■ **THE EXERCISE**
Quote each line exactly, from the line that contains "What data populates" down to the last line of the listing, and no other lines.

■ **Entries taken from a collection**
....................
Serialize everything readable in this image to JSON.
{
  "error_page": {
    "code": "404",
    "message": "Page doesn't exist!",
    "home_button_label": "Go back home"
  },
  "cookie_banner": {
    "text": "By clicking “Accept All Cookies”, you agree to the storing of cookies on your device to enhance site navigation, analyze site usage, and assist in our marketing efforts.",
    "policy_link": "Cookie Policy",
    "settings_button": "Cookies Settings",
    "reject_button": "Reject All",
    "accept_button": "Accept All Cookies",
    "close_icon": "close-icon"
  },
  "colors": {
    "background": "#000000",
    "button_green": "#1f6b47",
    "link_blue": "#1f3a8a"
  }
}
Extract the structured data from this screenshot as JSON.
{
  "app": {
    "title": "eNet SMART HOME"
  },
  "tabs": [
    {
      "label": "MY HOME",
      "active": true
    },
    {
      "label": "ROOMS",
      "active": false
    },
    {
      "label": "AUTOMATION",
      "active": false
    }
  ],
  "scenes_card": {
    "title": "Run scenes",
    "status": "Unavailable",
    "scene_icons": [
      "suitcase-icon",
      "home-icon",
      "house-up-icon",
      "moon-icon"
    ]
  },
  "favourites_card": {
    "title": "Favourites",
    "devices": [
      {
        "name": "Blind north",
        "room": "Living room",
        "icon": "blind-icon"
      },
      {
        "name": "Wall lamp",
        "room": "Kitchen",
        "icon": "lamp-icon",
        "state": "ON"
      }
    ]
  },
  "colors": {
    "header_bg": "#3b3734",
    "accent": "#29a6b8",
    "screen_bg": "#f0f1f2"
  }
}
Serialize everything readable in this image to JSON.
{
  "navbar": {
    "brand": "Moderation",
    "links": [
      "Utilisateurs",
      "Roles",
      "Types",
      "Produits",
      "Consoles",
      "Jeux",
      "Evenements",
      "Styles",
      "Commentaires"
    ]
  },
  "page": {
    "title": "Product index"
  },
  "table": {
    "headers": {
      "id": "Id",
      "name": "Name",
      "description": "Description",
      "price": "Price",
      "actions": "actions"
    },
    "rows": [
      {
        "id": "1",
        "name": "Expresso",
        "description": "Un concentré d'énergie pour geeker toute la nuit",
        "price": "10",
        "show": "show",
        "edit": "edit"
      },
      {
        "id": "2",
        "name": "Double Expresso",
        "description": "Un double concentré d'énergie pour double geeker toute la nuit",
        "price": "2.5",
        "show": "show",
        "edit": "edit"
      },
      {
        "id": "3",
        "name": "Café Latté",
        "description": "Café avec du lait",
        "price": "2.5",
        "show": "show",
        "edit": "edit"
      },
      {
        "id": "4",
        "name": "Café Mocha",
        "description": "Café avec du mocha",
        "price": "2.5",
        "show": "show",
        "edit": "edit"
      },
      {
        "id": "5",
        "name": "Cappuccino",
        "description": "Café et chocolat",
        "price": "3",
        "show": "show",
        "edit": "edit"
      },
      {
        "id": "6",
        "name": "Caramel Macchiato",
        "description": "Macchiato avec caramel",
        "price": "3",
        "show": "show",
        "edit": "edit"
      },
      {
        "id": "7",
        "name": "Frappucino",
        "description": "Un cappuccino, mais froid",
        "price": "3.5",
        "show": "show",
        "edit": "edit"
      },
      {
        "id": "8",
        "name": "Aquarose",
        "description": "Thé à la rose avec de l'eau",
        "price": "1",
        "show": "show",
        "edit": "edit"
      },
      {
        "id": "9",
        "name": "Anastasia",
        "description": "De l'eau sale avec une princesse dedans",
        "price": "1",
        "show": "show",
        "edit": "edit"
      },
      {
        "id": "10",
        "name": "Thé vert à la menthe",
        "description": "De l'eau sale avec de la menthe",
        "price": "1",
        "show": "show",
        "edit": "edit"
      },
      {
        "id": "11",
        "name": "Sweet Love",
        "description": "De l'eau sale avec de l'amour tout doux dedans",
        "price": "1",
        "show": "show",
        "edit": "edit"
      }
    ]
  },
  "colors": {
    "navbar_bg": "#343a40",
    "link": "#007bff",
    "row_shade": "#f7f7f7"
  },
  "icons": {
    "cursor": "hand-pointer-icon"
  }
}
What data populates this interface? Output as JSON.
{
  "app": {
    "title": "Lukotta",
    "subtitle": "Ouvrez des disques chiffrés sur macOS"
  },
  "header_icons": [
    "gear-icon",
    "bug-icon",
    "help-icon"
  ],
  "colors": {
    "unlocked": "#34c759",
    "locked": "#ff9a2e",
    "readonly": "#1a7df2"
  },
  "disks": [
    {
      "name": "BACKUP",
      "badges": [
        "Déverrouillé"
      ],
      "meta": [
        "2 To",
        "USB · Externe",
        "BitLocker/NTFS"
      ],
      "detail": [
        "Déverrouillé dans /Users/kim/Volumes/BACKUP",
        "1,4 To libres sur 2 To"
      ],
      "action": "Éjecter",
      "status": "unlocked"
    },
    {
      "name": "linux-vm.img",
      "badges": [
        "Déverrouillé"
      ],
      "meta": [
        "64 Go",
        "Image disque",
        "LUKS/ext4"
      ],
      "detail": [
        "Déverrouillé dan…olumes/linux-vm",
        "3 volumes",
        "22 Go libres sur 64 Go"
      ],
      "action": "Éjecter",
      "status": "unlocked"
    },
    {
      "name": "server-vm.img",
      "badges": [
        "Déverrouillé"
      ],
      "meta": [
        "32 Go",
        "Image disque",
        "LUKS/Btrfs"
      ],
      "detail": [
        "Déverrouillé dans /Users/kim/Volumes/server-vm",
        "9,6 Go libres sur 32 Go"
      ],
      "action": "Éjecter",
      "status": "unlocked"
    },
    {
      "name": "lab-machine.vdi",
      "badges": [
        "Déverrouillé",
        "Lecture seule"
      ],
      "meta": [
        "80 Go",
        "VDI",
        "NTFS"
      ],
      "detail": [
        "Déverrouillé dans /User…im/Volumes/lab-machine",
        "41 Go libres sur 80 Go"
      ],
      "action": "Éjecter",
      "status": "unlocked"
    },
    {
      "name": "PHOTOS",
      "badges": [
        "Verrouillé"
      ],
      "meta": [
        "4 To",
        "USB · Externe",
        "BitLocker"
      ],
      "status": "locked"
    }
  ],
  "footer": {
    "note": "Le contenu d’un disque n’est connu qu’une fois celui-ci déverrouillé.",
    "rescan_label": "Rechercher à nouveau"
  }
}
....................
■ **FINISHED EXERCISE**
What data populates this interface? Output as JSON.
{
  "app": {
    "title": "Lukotta",
    "subtitle": "Ouvrez des disques chiffrés sur macOS"
  },
  "header_icons": [
    "gear-icon",
    "bug-icon",
    "help-icon"
  ],
  "colors": {
    "unlocked": "#34c759",
    "locked": "#ff9a2e",
    "readonly": "#1a7df2"
  },
  "disks": [
    {
      "name": "BACKUP",
      "badges": [
        "Déverrouillé"
      ],
      "meta": [
        "2 To",
        "USB · Externe",
        "BitLocker/NTFS"
      ],
      "detail": [
        "Déverrouillé dans /Users/kim/Volumes/BACKUP",
        "1,4 To libres sur 2 To"
      ],
      "action": "Éjecter",
      "status": "unlocked"
    },
    {
      "name": "linux-vm.img",
      "badges": [
        "Déverrouillé"
      ],
      "meta": [
        "64 Go",
        "Image disque",
        "LUKS/ext4"
      ],
      "detail": [
        "Déverrouillé dan…olumes/linux-vm",
        "3 volumes",
        "22 Go libres sur 64 Go"
      ],
      "action": "Éjecter",
      "status": "unlocked"
    },
    {
      "name": "server-vm.img",
      "badges": [
        "Déverrouillé"
      ],
      "meta": [
        "32 Go",
        "Image disque",
        "LUKS/Btrfs"
      ],
      "detail": [
        "Déverrouillé dans /Users/kim/Volumes/server-vm",
        "9,6 Go libres sur 32 Go"
      ],
      "action": "Éjecter",
      "status": "unlocked"
    },
    {
      "name": "lab-machine.vdi",
      "badges": [
        "Déverrouillé",
        "Lecture seule"
      ],
      "meta": [
        "80 Go",
        "VDI",
        "NTFS"
      ],
      "detail": [
        "Déverrouillé dans /User…im/Volumes/lab-machine",
        "41 Go libres sur 80 Go"
      ],
      "action": "Éjecter",
      "status": "unlocked"
    },
    {
      "name": "PHOTOS",
      "badges": [
        "Verrouillé"
      ],
      "meta": [
        "4 To",
        "USB · Externe",
        "BitLocker"
      ],
      "status": "locked"
    }
  ],
  "footer": {
    "note": "Le contenu d’un disque n’est connu qu’une fois celui-ci déverrouillé.",
    "rescan_label": "Rechercher à nouveau"
  }
}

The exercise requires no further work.